- Task prompt
Please transcribe the records precisely; pictures stay out of your copy.

__________

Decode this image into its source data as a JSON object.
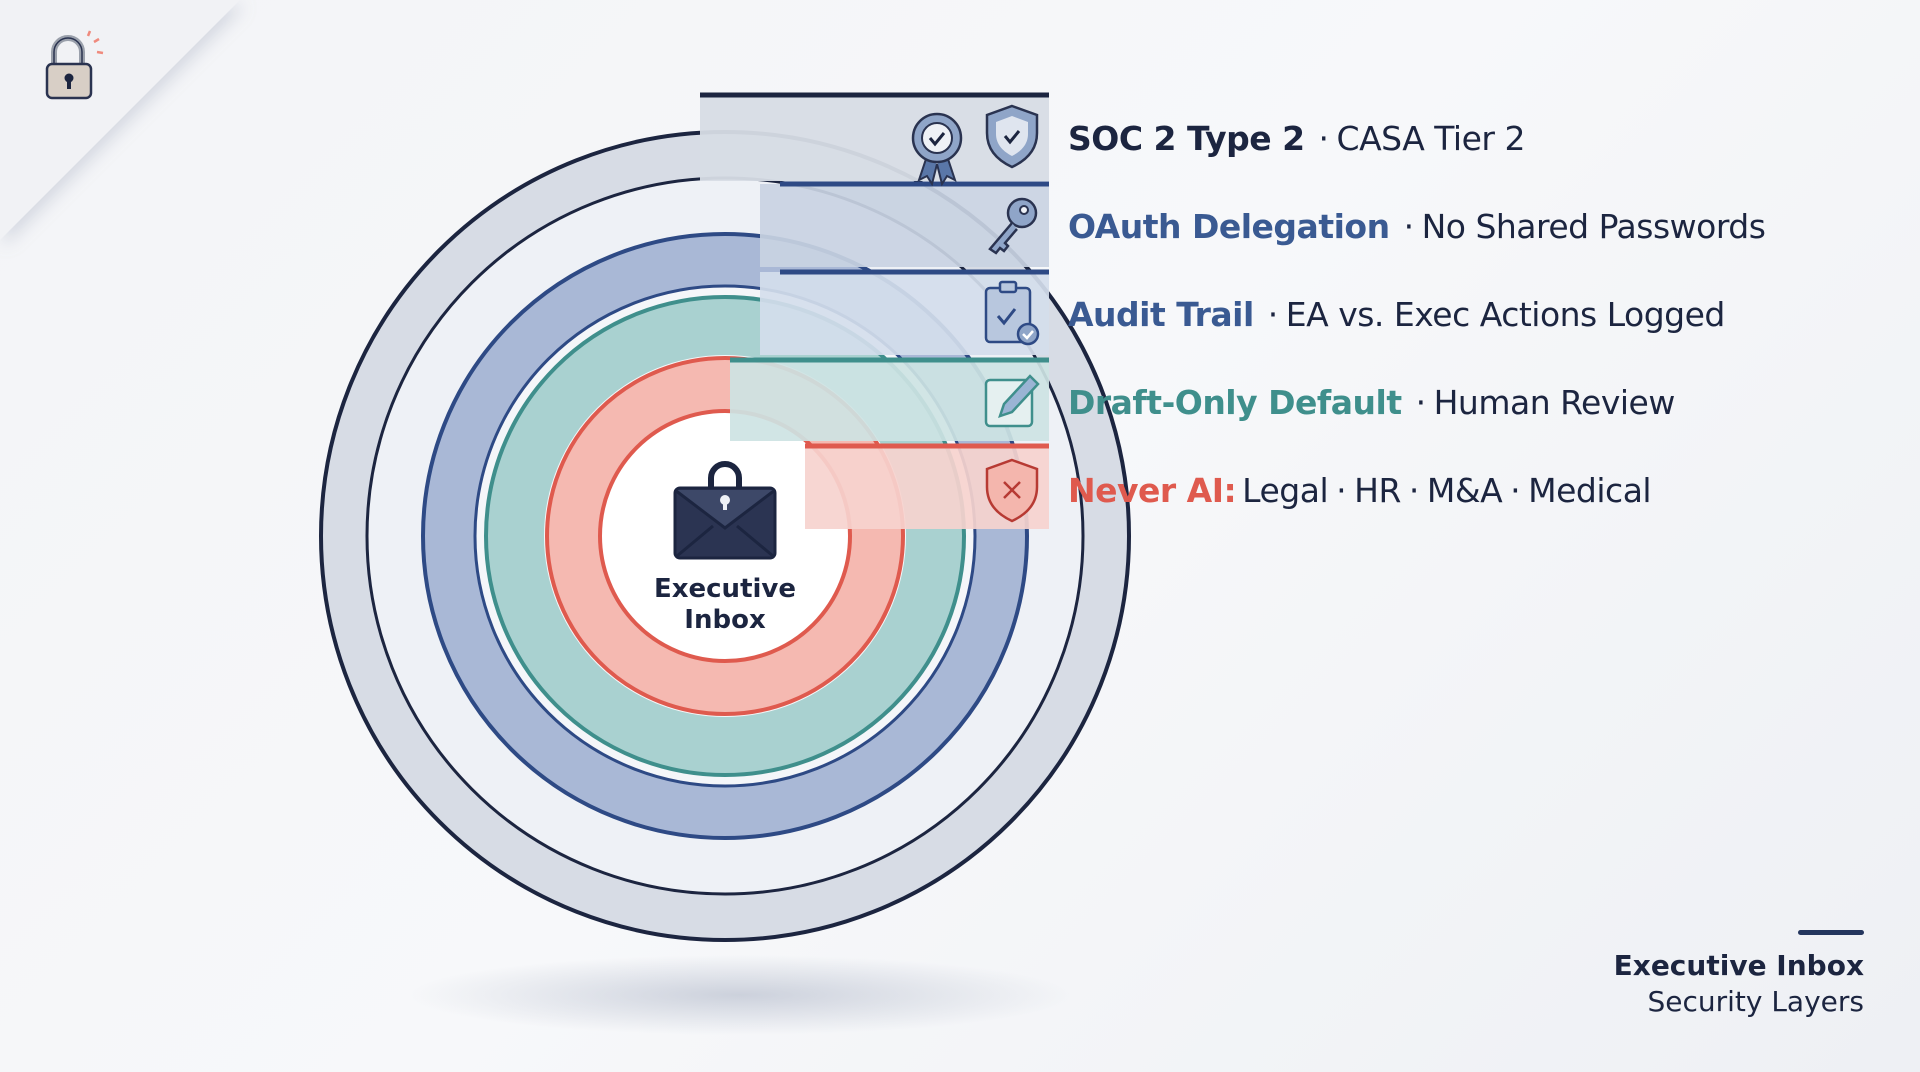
{
  "center": {
    "title_line1": "Executive",
    "title_line2": "Inbox"
  },
  "layers": [
    {
      "title": "SOC 2 Type 2",
      "detail": "CASA Tier 2",
      "color": "#1c2540",
      "icons": [
        "award-badge-icon",
        "shield-check-icon"
      ]
    },
    {
      "title": "OAuth Delegation",
      "detail": "No Shared Passwords",
      "color": "#3a5a92",
      "icons": [
        "key-icon"
      ]
    },
    {
      "title": "Audit Trail",
      "detail": "EA vs. Exec Actions Logged",
      "color": "#3a5a92",
      "icons": [
        "clipboard-check-icon"
      ]
    },
    {
      "title": "Draft-Only Default",
      "detail": "Human Review",
      "color": "#3f8f8c",
      "icons": [
        "edit-pencil-icon"
      ]
    },
    {
      "title": "Never AI:",
      "detail_parts": [
        "Legal",
        "HR",
        "M&A",
        "Medical"
      ],
      "color": "#df5a4e",
      "icons": [
        "shield-x-icon"
      ]
    }
  ],
  "separator": "·",
  "caption": {
    "line1": "Executive Inbox",
    "line2": "Security Layers"
  },
  "colors": {
    "navy": "#1c2540",
    "blue": "#3a5a92",
    "teal": "#3f8f8c",
    "red": "#df5a4e",
    "gray_ring": "#d7dce5"
  }
}
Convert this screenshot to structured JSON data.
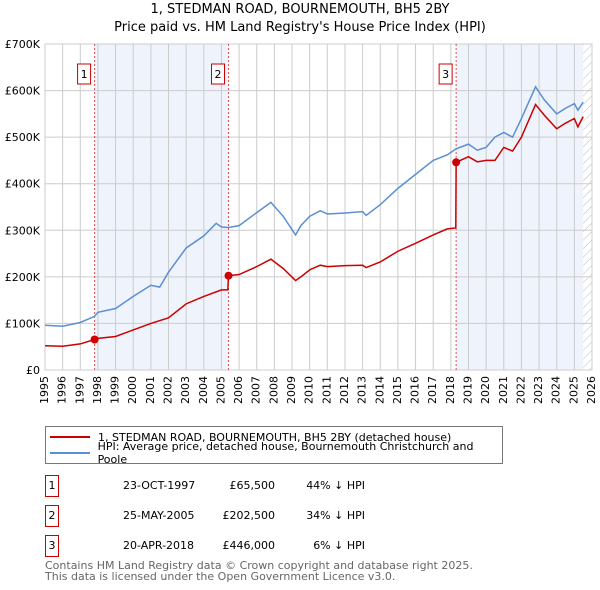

__________

- Exercise response
Decode this image into its source data as a JSON object.
{
  "center": {
    "title_line1": "Executive",
    "title_line2": "Inbox"
  },
  "layers": [
    {
      "title": "SOC 2 Type 2",
      "detail": "CASA Tier 2",
      "color": "#1c2540",
      "icons": [
        "award-badge-icon",
        "shield-check-icon"
      ]
    },
    {
      "title": "OAuth Delegation",
      "detail": "No Shared Passwords",
      "color": "#3a5a92",
      "icons": [
        "key-icon"
      ]
    },
    {
      "title": "Audit Trail",
      "detail": "EA vs. Exec Actions Logged",
      "color": "#3a5a92",
      "icons": [
        "clipboard-check-icon"
      ]
    },
    {
      "title": "Draft-Only Default",
      "detail": "Human Review",
      "color": "#3f8f8c",
      "icons": [
        "edit-pencil-icon"
      ]
    },
    {
      "title": "Never AI:",
      "detail_parts": [
        "Legal",
        "HR",
        "M&A",
        "Medical"
      ],
      "color": "#df5a4e",
      "icons": [
        "shield-x-icon"
      ]
    }
  ],
  "separator": "·",
  "caption": {
    "line1": "Executive Inbox",
    "line2": "Security Layers"
  },
  "colors": {
    "navy": "#1c2540",
    "blue": "#3a5a92",
    "teal": "#3f8f8c",
    "red": "#df5a4e",
    "gray_ring": "#d7dce5"
  }
}
Convert this screenshot to structured JSON data.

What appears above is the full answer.